(WHAT NEEDS TO BE DONE): Reproduce the data that follows in its entirety, character for character.

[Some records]
+ + + +

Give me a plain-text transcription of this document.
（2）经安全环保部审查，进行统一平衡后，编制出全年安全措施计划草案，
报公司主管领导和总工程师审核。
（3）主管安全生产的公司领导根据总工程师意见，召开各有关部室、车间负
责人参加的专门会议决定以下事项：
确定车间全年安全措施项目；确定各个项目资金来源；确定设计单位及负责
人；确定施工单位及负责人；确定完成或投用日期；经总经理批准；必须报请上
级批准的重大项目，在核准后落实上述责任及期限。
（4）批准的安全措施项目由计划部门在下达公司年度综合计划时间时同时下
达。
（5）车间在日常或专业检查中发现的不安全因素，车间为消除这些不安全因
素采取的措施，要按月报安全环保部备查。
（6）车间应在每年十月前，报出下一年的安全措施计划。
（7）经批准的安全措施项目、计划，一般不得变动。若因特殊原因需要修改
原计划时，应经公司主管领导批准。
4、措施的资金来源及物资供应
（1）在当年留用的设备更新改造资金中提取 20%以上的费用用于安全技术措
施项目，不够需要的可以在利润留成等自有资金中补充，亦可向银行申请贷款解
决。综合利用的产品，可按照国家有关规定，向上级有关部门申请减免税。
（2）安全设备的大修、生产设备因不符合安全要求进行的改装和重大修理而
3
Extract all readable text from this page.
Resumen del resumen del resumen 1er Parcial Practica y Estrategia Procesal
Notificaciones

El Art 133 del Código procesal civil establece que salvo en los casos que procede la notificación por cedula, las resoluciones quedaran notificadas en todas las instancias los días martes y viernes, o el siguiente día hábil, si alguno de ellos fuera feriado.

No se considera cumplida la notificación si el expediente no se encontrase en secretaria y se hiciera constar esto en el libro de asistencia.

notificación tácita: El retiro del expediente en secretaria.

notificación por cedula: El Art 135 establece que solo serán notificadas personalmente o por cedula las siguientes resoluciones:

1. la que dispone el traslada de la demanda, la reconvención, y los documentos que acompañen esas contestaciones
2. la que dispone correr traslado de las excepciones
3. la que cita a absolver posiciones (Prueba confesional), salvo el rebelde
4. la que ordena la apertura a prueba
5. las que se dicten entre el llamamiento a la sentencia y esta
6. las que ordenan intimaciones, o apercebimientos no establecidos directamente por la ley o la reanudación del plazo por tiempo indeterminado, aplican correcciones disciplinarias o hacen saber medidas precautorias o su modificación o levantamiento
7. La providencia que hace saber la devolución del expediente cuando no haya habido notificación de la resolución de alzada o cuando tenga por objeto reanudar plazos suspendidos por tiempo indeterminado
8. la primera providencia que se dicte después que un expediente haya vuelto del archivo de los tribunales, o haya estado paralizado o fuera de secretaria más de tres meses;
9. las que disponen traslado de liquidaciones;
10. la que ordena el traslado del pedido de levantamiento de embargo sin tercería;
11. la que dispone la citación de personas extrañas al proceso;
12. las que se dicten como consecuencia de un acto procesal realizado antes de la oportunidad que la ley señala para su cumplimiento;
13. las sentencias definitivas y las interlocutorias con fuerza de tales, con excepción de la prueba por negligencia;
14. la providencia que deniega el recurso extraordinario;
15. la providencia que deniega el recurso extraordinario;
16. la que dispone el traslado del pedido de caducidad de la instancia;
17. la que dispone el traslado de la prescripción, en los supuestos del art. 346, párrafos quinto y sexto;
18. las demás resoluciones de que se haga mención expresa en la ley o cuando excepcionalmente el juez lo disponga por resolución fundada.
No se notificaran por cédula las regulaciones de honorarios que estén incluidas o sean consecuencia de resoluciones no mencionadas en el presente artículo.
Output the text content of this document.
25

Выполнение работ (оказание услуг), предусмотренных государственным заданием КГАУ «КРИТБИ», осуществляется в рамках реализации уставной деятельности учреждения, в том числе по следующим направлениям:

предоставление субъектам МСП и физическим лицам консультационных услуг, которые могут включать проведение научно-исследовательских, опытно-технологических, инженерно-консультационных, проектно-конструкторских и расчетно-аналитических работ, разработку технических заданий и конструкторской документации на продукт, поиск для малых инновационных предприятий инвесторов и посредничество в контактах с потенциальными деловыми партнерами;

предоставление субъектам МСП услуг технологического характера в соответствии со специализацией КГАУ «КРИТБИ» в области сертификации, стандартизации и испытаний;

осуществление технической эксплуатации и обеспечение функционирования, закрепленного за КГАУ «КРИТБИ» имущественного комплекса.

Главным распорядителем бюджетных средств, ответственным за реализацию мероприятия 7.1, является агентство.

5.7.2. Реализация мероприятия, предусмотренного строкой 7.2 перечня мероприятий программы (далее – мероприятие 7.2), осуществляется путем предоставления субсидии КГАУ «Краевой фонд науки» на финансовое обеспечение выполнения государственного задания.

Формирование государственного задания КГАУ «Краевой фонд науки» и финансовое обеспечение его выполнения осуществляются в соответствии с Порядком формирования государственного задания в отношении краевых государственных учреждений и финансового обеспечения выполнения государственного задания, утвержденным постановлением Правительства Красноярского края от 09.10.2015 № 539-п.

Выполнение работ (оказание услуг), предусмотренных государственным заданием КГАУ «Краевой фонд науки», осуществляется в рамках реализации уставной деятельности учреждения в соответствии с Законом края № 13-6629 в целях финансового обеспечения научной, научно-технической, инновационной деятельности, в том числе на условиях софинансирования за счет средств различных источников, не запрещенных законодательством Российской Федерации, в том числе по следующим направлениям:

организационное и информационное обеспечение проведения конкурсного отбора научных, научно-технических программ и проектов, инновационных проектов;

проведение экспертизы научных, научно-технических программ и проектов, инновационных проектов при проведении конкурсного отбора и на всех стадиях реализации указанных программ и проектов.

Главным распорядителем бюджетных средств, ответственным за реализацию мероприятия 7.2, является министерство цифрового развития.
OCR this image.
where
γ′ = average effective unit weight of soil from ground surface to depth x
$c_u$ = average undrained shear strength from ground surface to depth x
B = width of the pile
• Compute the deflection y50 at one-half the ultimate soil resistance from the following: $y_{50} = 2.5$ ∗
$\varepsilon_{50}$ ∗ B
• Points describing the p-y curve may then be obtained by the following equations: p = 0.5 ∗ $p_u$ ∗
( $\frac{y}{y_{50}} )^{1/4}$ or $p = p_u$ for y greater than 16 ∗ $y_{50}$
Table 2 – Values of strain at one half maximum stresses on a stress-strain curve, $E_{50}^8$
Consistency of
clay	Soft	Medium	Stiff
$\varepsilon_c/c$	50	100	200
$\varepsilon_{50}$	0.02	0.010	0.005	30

+ + + +

(TASK ANSWER):
Give me a plain-text transcription of this document.
（2）经安全环保部审查，进行统一平衡后，编制出全年安全措施计划草案，
报公司主管领导和总工程师审核。
（3）主管安全生产的公司领导根据总工程师意见，召开各有关部室、车间负
责人参加的专门会议决定以下事项：
确定车间全年安全措施项目；确定各个项目资金来源；确定设计单位及负责
人；确定施工单位及负责人；确定完成或投用日期；经总经理批准；必须报请上
级批准的重大项目，在核准后落实上述责任及期限。
（4）批准的安全措施项目由计划部门在下达公司年度综合计划时间时同时下
达。
（5）车间在日常或专业检查中发现的不安全因素，车间为消除这些不安全因
素采取的措施，要按月报安全环保部备查。
（6）车间应在每年十月前，报出下一年的安全措施计划。
（7）经批准的安全措施项目、计划，一般不得变动。若因特殊原因需要修改
原计划时，应经公司主管领导批准。
4、措施的资金来源及物资供应
（1）在当年留用的设备更新改造资金中提取 20%以上的费用用于安全技术措
施项目，不够需要的可以在利润留成等自有资金中补充，亦可向银行申请贷款解
决。综合利用的产品，可按照国家有关规定，向上级有关部门申请减免税。
（2）安全设备的大修、生产设备因不符合安全要求进行的改装和重大修理而
3
Extract all readable text from this page.
Resumen del resumen del resumen 1er Parcial Practica y Estrategia Procesal
Notificaciones

El Art 133 del Código procesal civil establece que salvo en los casos que procede la notificación por cedula, las resoluciones quedaran notificadas en todas las instancias los días martes y viernes, o el siguiente día hábil, si alguno de ellos fuera feriado.

No se considera cumplida la notificación si el expediente no se encontrase en secretaria y se hiciera constar esto en el libro de asistencia.

notificación tácita: El retiro del expediente en secretaria.

notificación por cedula: El Art 135 establece que solo serán notificadas personalmente o por cedula las siguientes resoluciones:

1. la que dispone el traslada de la demanda, la reconvención, y los documentos que acompañen esas contestaciones
2. la que dispone correr traslado de las excepciones
3. la que cita a absolver posiciones (Prueba confesional), salvo el rebelde
4. la que ordena la apertura a prueba
5. las que se dicten entre el llamamiento a la sentencia y esta
6. las que ordenan intimaciones, o apercebimientos no establecidos directamente por la ley o la reanudación del plazo por tiempo indeterminado, aplican correcciones disciplinarias o hacen saber medidas precautorias o su modificación o levantamiento
7. La providencia que hace saber la devolución del expediente cuando no haya habido notificación de la resolución de alzada o cuando tenga por objeto reanudar plazos suspendidos por tiempo indeterminado
8. la primera providencia que se dicte después que un expediente haya vuelto del archivo de los tribunales, o haya estado paralizado o fuera de secretaria más de tres meses;
9. las que disponen traslado de liquidaciones;
10. la que ordena el traslado del pedido de levantamiento de embargo sin tercería;
11. la que dispone la citación de personas extrañas al proceso;
12. las que se dicten como consecuencia de un acto procesal realizado antes de la oportunidad que la ley señala para su cumplimiento;
13. las sentencias definitivas y las interlocutorias con fuerza de tales, con excepción de la prueba por negligencia;
14. la providencia que deniega el recurso extraordinario;
15. la providencia que deniega el recurso extraordinario;
16. la que dispone el traslado del pedido de caducidad de la instancia;
17. la que dispone el traslado de la prescripción, en los supuestos del art. 346, párrafos quinto y sexto;
18. las demás resoluciones de que se haga mención expresa en la ley o cuando excepcionalmente el juez lo disponga por resolución fundada.
No se notificaran por cédula las regulaciones de honorarios que estén incluidas o sean consecuencia de resoluciones no mencionadas en el presente artículo.
Output the text content of this document.
25

Выполнение работ (оказание услуг), предусмотренных государственным заданием КГАУ «КРИТБИ», осуществляется в рамках реализации уставной деятельности учреждения, в том числе по следующим направлениям:

предоставление субъектам МСП и физическим лицам консультационных услуг, которые могут включать проведение научно-исследовательских, опытно-технологических, инженерно-консультационных, проектно-конструкторских и расчетно-аналитических работ, разработку технических заданий и конструкторской документации на продукт, поиск для малых инновационных предприятий инвесторов и посредничество в контактах с потенциальными деловыми партнерами;

предоставление субъектам МСП услуг технологического характера в соответствии со специализацией КГАУ «КРИТБИ» в области сертификации, стандартизации и испытаний;

осуществление технической эксплуатации и обеспечение функционирования, закрепленного за КГАУ «КРИТБИ» имущественного комплекса.

Главным распорядителем бюджетных средств, ответственным за реализацию мероприятия 7.1, является агентство.

5.7.2. Реализация мероприятия, предусмотренного строкой 7.2 перечня мероприятий программы (далее – мероприятие 7.2), осуществляется путем предоставления субсидии КГАУ «Краевой фонд науки» на финансовое обеспечение выполнения государственного задания.

Формирование государственного задания КГАУ «Краевой фонд науки» и финансовое обеспечение его выполнения осуществляются в соответствии с Порядком формирования государственного задания в отношении краевых государственных учреждений и финансового обеспечения выполнения государственного задания, утвержденным постановлением Правительства Красноярского края от 09.10.2015 № 539-п.

Выполнение работ (оказание услуг), предусмотренных государственным заданием КГАУ «Краевой фонд науки», осуществляется в рамках реализации уставной деятельности учреждения в соответствии с Законом края № 13-6629 в целях финансового обеспечения научной, научно-технической, инновационной деятельности, в том числе на условиях софинансирования за счет средств различных источников, не запрещенных законодательством Российской Федерации, в том числе по следующим направлениям:

организационное и информационное обеспечение проведения конкурсного отбора научных, научно-технических программ и проектов, инновационных проектов;

проведение экспертизы научных, научно-технических программ и проектов, инновационных проектов при проведении конкурсного отбора и на всех стадиях реализации указанных программ и проектов.

Главным распорядителем бюджетных средств, ответственным за реализацию мероприятия 7.2, является министерство цифрового развития.
OCR this image.
where
γ′ = average effective unit weight of soil from ground surface to depth x
$c_u$ = average undrained shear strength from ground surface to depth x
B = width of the pile
• Compute the deflection y50 at one-half the ultimate soil resistance from the following: $y_{50} = 2.5$ ∗
$\varepsilon_{50}$ ∗ B
• Points describing the p-y curve may then be obtained by the following equations: p = 0.5 ∗ $p_u$ ∗
( $\frac{y}{y_{50}} )^{1/4}$ or $p = p_u$ for y greater than 16 ∗ $y_{50}$
Table 2 – Values of strain at one half maximum stresses on a stress-strain curve, $E_{50}^8$
Consistency of
clay	Soft	Medium	Stiff
$\varepsilon_c/c$	50	100	200
$\varepsilon_{50}$	0.02	0.010	0.005	30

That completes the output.